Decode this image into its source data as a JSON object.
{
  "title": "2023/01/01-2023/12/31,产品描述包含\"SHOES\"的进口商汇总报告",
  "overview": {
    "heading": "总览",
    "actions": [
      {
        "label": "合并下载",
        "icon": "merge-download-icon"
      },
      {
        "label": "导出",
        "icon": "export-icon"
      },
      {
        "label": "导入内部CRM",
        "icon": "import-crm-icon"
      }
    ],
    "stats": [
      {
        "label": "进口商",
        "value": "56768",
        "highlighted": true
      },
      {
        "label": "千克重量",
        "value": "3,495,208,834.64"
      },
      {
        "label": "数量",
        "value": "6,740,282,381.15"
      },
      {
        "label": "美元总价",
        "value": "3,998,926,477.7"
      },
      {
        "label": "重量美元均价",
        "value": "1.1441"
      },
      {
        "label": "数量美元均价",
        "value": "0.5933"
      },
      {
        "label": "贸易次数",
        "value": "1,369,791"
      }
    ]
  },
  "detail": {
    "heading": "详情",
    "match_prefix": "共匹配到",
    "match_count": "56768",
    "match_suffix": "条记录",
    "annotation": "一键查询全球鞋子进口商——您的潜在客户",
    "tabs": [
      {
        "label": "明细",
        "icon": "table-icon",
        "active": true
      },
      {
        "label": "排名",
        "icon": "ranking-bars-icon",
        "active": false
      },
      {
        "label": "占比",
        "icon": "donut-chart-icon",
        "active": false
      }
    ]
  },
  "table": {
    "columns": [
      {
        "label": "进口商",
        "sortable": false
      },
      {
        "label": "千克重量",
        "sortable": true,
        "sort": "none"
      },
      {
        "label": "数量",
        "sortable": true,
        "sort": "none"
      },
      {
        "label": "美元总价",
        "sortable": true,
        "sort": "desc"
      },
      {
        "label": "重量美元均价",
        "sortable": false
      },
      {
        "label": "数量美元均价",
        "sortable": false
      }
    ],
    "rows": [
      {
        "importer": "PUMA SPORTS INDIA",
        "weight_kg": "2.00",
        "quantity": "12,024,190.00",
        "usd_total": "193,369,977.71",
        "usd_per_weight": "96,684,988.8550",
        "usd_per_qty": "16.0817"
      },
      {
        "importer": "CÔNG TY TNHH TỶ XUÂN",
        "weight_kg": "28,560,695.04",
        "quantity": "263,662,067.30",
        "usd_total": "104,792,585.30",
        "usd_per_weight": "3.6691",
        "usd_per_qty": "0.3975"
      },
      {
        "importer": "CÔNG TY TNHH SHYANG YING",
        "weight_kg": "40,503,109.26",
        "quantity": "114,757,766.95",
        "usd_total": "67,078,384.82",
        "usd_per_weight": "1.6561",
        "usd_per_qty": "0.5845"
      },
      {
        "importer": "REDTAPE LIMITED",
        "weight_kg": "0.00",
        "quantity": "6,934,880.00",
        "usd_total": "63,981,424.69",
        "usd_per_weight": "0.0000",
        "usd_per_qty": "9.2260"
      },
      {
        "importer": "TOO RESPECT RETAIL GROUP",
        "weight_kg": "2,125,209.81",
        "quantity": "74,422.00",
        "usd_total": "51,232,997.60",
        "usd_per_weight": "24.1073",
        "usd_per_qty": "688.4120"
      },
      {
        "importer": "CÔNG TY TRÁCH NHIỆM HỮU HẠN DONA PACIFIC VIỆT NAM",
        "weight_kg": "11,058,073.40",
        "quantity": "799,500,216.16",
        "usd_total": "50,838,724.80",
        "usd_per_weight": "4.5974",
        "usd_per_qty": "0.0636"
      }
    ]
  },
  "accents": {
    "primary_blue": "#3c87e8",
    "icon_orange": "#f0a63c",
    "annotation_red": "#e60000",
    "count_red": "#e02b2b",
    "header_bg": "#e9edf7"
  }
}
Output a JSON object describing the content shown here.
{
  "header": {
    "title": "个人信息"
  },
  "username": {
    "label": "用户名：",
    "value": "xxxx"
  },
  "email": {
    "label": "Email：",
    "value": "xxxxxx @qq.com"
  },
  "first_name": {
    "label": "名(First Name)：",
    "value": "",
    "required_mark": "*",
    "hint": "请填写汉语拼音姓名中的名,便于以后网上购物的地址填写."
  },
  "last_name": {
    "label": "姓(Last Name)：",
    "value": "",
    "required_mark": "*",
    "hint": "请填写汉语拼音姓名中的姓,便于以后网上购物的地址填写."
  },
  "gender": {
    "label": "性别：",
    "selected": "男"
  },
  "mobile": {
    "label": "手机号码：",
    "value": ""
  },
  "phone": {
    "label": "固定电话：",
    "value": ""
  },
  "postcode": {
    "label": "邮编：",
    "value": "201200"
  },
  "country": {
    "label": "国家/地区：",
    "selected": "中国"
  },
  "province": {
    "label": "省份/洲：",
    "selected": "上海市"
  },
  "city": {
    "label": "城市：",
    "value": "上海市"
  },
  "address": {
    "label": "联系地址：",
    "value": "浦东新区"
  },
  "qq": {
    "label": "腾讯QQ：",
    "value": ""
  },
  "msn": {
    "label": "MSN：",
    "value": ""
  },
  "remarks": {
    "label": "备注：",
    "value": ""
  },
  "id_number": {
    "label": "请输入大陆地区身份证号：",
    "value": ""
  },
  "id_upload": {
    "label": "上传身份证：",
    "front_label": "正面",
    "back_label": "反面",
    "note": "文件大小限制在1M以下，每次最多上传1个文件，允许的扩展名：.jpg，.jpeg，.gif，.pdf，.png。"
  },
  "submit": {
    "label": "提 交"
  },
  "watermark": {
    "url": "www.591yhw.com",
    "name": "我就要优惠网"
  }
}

====

Directions for this task:
Show each line in the entries that holds the string "便于以后网上购物的地址填写".

Response below:
    "hint": "请填写汉语拼音姓名中的名,便于以后网上购物的地址填写."
    "hint": "请填写汉语拼音姓名中的姓,便于以后网上购物的地址填写."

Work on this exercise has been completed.